::: RECORDS PROVIDED

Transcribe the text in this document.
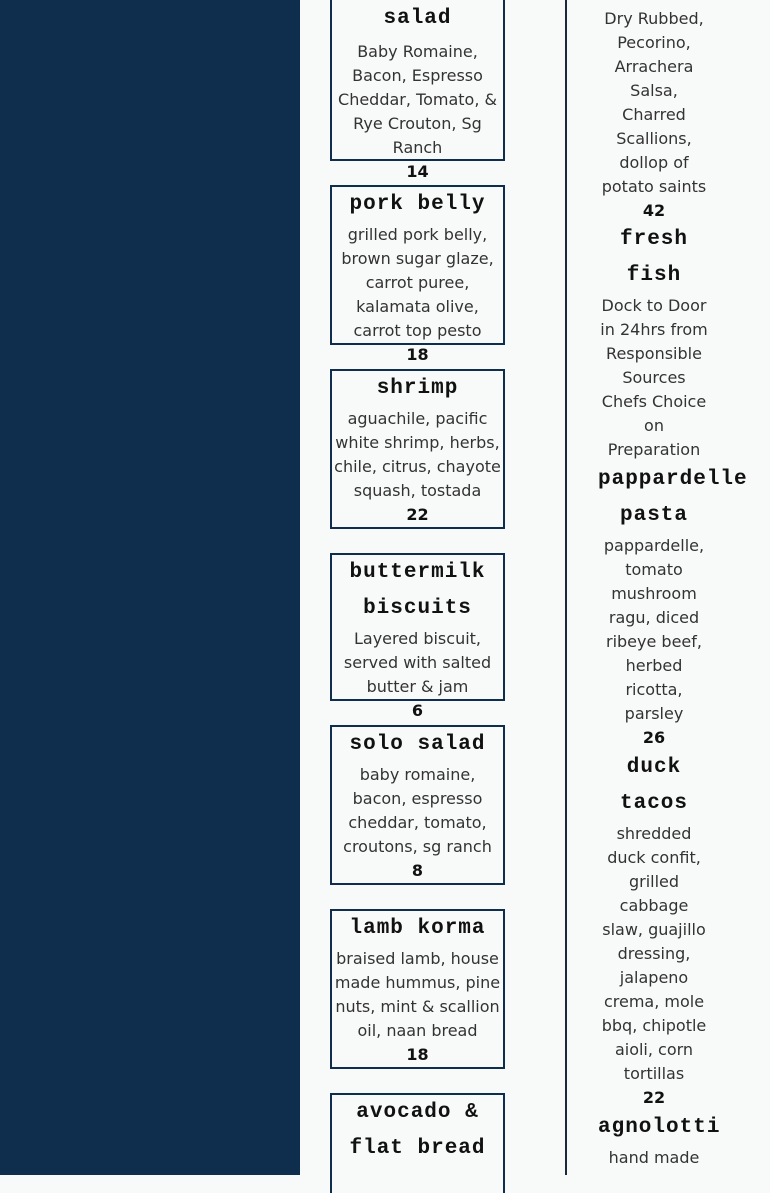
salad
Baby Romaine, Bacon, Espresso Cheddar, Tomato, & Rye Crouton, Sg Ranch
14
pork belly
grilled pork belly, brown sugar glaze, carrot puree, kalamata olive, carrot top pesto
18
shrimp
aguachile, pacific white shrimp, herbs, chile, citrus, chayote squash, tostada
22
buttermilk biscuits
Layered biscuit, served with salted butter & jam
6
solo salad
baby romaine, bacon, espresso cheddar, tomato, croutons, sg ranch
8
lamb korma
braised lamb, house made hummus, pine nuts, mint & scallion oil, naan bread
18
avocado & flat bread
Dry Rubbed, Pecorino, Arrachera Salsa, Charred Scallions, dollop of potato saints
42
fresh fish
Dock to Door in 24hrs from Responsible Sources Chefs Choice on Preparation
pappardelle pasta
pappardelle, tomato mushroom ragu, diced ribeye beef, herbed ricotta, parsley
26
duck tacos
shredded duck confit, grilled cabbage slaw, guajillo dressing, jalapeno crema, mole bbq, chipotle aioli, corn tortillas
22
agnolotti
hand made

::::::
::: RECORDS PROVIDED

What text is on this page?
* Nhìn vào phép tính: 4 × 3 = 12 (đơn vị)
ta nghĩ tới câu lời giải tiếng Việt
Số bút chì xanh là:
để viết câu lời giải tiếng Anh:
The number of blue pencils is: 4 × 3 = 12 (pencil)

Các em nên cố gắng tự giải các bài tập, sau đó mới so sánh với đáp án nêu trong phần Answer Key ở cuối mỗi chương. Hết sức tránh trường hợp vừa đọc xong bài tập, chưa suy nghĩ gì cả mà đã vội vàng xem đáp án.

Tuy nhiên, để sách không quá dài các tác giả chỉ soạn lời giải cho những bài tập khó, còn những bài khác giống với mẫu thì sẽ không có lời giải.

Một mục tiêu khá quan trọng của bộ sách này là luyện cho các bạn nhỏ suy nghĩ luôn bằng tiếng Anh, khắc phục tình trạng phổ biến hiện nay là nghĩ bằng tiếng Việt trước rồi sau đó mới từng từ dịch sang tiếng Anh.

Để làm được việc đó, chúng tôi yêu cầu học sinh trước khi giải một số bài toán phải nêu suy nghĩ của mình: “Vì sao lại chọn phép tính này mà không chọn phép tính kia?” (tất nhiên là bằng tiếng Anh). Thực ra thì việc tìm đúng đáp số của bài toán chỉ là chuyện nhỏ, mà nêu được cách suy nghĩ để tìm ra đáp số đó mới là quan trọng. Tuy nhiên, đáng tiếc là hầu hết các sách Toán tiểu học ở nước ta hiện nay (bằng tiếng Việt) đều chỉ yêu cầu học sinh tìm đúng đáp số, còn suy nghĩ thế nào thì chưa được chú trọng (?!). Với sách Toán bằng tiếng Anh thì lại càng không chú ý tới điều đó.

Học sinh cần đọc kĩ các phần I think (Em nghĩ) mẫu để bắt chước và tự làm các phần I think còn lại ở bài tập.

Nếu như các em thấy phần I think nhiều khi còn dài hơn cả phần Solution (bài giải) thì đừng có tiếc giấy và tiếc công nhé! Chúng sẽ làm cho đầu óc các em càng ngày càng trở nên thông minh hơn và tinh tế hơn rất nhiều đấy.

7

::::::

## CHALLENGE
Filter lines by "Việt" and return each hit.

## THE COMPLETED TASK
ta nghĩ tới câu lời giải tiếng Việt
Một mục tiêu khá quan trọng của bộ sách này là luyện cho các bạn nhỏ suy nghĩ luôn bằng tiếng Anh, khắc phục tình trạng phổ biến hiện nay là nghĩ bằng tiếng Việt trước rồi sau đó mới từng từ dịch sang tiếng Anh.
Để làm được việc đó, chúng tôi yêu cầu học sinh trước khi giải một số bài toán phải nêu suy nghĩ của mình: “Vì sao lại chọn phép tính này mà không chọn phép tính kia?” (tất nhiên là bằng tiếng Anh). Thực ra thì việc tìm đúng đáp số của bài toán chỉ là chuyện nhỏ, mà nêu được cách suy nghĩ để tìm ra đáp số đó mới là quan trọng. Tuy nhiên, đáng tiếc là hầu hết các sách Toán tiểu học ở nước ta hiện nay (bằng tiếng Việt) đều chỉ yêu cầu học sinh tìm đúng đáp số, còn suy nghĩ thế nào thì chưa được chú trọng (?!). Với sách Toán bằng tiếng Anh thì lại càng không chú ý tới điều đó.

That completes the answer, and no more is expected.